(Extracted records)
= = = = = = =

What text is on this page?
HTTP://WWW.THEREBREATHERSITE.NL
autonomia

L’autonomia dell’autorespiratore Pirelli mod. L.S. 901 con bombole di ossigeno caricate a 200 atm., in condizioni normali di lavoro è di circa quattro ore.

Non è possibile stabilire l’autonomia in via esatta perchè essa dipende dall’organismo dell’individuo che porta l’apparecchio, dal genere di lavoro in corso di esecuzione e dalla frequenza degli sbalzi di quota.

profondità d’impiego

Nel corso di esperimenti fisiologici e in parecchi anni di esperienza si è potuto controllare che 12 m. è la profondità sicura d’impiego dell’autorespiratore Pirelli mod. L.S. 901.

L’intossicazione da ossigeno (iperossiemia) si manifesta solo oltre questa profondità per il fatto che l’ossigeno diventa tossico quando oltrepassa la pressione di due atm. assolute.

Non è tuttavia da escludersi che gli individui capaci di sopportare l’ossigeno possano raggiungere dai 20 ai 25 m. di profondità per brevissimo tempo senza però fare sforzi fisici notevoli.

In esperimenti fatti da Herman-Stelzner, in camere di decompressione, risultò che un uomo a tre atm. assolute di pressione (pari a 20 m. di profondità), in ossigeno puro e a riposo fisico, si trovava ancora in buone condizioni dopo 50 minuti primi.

= = = = = = =

EXERCISE DESCRIPTION: Repeat all of the records above exactly as written.

TASK OUTPUT:
What text is on this page?
HTTP://WWW.THEREBREATHERSITE.NL
autonomia

L’autonomia dell’autorespiratore Pirelli mod. L.S. 901 con bombole di ossigeno caricate a 200 atm., in condizioni normali di lavoro è di circa quattro ore.

Non è possibile stabilire l’autonomia in via esatta perchè essa dipende dall’organismo dell’individuo che porta l’apparecchio, dal genere di lavoro in corso di esecuzione e dalla frequenza degli sbalzi di quota.

profondità d’impiego

Nel corso di esperimenti fisiologici e in parecchi anni di esperienza si è potuto controllare che 12 m. è la profondità sicura d’impiego dell’autorespiratore Pirelli mod. L.S. 901.

L’intossicazione da ossigeno (iperossiemia) si manifesta solo oltre questa profondità per il fatto che l’ossigeno diventa tossico quando oltrepassa la pressione di due atm. assolute.

Non è tuttavia da escludersi che gli individui capaci di sopportare l’ossigeno possano raggiungere dai 20 ai 25 m. di profondità per brevissimo tempo senza però fare sforzi fisici notevoli.

In esperimenti fatti da Herman-Stelzner, in camere di decompressione, risultò che un uomo a tre atm. assolute di pressione (pari a 20 m. di profondità), in ossigeno puro e a riposo fisico, si trovava ancora in buone condizioni dopo 50 minuti primi.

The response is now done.